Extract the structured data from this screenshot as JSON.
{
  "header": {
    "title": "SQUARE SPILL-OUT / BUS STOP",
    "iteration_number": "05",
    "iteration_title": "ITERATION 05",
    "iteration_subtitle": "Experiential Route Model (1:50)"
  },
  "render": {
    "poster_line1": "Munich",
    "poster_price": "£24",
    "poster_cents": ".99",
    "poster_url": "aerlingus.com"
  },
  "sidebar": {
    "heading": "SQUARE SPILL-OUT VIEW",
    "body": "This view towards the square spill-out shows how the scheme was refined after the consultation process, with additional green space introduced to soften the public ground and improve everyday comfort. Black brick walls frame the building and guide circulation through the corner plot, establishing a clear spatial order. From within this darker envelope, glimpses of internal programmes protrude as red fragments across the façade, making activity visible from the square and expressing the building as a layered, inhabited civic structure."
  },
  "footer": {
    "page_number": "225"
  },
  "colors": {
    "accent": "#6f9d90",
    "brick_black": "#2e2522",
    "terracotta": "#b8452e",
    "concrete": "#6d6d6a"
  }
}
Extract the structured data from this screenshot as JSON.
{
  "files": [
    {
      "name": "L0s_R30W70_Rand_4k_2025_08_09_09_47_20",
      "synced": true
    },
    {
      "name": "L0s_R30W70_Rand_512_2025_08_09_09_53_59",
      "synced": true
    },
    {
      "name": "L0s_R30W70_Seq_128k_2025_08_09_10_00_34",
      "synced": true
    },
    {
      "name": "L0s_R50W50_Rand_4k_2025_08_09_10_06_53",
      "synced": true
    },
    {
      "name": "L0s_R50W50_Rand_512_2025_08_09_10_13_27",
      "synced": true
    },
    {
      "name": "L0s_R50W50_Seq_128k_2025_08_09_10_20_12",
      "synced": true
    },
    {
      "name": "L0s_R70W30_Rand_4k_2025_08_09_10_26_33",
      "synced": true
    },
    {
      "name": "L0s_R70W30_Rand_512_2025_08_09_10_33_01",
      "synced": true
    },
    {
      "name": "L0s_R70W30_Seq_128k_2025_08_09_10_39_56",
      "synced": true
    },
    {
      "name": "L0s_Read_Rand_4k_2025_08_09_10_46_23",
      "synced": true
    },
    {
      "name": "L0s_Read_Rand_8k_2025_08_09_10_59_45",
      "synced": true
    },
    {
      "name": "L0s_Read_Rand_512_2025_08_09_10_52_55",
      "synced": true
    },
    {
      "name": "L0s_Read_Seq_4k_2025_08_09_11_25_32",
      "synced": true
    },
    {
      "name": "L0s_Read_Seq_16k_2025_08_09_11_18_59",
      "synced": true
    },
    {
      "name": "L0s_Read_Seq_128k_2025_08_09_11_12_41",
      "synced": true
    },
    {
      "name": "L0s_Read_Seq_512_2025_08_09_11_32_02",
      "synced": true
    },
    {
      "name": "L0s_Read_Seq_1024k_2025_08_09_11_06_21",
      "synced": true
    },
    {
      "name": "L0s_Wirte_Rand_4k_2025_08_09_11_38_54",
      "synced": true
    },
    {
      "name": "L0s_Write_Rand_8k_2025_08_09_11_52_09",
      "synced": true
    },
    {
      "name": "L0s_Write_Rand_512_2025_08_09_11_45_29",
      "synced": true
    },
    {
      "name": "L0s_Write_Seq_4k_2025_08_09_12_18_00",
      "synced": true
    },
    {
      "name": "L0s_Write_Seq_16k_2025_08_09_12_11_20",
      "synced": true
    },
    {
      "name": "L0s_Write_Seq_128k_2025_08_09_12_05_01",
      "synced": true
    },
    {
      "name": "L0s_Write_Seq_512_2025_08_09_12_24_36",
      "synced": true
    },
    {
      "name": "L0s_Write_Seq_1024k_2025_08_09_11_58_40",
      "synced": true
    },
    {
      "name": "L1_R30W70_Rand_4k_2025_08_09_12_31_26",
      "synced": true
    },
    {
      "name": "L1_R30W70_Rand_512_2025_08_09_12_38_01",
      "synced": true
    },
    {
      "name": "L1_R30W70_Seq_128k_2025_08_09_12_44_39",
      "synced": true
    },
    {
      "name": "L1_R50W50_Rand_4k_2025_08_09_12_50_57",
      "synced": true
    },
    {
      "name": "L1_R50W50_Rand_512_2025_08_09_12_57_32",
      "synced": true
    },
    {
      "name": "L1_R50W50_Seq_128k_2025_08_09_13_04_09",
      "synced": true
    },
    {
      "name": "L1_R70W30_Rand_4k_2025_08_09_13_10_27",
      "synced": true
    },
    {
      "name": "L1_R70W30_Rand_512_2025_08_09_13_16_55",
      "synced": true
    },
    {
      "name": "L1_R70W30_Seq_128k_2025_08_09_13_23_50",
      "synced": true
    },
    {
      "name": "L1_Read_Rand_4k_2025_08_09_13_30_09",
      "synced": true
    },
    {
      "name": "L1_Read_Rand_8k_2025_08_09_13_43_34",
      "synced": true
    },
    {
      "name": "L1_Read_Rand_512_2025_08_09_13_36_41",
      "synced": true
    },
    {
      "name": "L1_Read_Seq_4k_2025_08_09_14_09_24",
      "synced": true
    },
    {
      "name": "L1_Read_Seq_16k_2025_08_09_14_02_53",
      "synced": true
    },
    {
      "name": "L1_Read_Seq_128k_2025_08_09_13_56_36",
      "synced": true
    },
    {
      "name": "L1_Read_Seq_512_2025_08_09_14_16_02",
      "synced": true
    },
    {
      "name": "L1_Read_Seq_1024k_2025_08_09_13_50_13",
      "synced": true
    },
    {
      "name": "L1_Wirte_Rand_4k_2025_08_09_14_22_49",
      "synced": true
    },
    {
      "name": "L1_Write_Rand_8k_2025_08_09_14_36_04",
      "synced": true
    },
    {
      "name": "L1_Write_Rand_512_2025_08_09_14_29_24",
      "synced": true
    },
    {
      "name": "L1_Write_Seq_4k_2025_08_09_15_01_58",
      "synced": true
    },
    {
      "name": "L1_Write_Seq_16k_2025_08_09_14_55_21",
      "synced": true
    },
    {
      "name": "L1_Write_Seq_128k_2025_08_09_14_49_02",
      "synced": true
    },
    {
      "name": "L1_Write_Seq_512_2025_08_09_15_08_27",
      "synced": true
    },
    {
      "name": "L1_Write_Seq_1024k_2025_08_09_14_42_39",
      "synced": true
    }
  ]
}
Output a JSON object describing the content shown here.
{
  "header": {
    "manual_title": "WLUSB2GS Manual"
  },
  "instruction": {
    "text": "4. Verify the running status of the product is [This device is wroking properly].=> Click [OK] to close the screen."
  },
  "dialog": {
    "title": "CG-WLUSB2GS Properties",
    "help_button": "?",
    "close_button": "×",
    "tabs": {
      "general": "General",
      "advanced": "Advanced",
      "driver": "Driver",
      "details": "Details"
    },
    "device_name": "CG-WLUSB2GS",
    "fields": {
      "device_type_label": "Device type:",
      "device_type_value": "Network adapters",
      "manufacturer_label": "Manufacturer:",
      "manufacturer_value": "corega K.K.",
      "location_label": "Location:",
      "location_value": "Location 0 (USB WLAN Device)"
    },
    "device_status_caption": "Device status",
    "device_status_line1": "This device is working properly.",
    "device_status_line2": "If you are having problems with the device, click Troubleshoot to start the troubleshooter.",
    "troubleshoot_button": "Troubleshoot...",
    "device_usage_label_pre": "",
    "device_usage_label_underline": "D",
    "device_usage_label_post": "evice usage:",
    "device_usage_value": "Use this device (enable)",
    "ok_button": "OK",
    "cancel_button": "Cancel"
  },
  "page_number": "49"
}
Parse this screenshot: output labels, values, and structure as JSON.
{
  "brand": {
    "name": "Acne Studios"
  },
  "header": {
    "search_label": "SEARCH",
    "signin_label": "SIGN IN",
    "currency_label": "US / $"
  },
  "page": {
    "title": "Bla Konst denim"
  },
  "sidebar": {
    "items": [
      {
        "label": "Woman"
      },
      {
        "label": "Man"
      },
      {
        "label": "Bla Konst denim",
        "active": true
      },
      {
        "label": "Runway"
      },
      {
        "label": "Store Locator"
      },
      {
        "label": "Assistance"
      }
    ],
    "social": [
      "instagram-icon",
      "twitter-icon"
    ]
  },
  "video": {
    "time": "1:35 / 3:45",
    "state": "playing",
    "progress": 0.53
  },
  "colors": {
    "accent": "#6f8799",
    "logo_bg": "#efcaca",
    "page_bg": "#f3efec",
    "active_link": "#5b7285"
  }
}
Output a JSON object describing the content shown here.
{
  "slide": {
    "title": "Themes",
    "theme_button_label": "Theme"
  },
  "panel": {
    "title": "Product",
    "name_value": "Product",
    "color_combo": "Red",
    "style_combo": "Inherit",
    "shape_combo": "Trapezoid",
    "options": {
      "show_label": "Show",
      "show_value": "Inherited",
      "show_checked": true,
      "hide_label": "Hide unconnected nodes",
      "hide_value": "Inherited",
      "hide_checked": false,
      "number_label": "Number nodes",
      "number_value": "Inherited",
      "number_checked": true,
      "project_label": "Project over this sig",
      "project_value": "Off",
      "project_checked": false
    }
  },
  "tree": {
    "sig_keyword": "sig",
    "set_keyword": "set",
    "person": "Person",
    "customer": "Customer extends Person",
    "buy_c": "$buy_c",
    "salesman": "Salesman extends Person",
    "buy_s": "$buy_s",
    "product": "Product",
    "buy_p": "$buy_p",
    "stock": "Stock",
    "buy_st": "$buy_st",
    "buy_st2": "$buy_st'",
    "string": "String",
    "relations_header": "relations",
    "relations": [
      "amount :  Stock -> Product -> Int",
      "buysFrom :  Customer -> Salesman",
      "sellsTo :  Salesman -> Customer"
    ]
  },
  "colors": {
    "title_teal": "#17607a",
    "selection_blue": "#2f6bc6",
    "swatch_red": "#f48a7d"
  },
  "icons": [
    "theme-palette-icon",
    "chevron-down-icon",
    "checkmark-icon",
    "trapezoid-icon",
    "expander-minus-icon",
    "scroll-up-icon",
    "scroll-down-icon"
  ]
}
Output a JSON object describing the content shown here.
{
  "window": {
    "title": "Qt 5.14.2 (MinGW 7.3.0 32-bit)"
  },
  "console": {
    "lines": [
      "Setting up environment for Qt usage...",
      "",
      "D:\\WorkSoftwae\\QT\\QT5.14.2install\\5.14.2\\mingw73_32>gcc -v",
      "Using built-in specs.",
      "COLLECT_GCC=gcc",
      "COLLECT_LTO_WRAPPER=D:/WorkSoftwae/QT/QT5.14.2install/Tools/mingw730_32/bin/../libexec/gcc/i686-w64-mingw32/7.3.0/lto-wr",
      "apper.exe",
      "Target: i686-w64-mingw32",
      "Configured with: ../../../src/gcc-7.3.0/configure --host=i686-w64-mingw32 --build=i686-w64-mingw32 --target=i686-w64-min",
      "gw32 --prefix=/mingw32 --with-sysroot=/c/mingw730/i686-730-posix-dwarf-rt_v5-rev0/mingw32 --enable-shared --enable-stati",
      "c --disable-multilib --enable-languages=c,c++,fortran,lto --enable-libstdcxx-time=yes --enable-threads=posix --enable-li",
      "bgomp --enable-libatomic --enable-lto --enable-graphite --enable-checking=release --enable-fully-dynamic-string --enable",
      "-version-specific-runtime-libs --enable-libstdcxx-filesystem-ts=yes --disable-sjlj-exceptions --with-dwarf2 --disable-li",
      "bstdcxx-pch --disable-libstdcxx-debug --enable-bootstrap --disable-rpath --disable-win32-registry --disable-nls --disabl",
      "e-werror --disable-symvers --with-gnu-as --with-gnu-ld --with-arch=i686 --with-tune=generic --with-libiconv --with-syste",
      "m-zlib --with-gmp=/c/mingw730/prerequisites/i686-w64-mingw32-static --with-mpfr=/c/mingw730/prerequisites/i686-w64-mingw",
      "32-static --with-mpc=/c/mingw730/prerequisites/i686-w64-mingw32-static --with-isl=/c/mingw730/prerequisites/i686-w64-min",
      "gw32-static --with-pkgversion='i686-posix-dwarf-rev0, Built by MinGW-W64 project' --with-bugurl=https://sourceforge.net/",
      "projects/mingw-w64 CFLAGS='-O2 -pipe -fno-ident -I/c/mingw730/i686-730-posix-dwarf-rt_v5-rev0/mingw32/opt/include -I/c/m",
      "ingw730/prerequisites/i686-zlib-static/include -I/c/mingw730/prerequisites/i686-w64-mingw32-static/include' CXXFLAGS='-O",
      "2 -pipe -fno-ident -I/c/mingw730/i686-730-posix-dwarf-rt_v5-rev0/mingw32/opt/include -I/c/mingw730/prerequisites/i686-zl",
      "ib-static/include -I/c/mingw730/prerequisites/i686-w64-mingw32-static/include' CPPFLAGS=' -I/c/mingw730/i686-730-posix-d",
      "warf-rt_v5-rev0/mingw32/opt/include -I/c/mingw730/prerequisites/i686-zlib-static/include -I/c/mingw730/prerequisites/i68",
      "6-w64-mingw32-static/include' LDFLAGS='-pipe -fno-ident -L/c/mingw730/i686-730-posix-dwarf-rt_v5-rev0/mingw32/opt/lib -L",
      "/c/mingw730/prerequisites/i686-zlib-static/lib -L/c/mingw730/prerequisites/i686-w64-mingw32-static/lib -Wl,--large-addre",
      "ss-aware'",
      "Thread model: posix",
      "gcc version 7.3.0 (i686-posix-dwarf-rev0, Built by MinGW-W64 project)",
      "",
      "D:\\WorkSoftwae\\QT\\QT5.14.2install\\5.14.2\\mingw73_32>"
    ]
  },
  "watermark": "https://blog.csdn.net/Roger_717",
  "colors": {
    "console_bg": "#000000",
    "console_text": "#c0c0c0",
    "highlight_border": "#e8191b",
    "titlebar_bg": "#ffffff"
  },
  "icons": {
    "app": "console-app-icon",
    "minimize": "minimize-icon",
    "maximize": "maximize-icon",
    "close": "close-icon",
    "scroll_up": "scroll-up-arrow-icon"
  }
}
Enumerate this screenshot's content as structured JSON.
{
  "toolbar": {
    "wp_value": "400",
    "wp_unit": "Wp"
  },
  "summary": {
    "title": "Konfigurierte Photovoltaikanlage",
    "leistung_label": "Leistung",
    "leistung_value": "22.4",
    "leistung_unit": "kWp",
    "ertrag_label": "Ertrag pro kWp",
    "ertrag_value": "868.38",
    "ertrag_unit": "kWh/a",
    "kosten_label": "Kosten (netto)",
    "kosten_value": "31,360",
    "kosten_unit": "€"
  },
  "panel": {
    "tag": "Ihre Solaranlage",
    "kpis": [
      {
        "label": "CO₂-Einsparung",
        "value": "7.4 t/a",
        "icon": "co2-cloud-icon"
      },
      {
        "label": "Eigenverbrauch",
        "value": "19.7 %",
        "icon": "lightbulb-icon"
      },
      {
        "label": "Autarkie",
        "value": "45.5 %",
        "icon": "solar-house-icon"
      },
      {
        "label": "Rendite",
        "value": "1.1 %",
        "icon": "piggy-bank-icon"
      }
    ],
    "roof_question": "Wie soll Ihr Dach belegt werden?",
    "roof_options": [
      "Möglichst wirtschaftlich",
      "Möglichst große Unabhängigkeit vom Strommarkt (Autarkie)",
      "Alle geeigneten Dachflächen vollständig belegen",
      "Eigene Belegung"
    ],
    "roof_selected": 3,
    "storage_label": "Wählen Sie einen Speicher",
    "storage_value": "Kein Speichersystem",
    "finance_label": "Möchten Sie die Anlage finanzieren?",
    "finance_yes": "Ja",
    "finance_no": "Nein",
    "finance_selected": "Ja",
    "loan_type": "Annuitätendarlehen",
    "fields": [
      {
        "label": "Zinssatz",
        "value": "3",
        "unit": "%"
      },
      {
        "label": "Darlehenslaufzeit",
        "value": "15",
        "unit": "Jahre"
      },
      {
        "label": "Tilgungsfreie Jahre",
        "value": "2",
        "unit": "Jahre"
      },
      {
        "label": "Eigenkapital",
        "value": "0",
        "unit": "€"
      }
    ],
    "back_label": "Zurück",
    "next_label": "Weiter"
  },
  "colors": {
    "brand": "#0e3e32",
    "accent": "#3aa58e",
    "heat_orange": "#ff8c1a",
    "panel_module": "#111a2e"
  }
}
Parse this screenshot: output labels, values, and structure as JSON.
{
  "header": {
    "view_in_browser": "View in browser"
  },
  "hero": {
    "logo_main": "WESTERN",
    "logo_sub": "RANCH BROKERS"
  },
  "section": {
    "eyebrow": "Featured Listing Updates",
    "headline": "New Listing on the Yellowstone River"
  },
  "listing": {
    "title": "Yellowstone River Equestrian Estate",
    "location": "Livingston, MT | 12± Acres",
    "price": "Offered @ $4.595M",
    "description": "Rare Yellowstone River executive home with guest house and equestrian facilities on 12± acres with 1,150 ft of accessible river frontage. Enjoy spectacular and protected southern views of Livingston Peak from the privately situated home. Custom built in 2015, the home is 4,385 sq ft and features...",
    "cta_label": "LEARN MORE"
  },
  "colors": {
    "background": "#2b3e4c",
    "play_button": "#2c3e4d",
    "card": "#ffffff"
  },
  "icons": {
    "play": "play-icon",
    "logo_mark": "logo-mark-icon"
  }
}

========================================

# [Your instructions]
Copy every line of the data that holds the string "false".

# [The reply]
      "hide_checked": false,
      "project_checked": false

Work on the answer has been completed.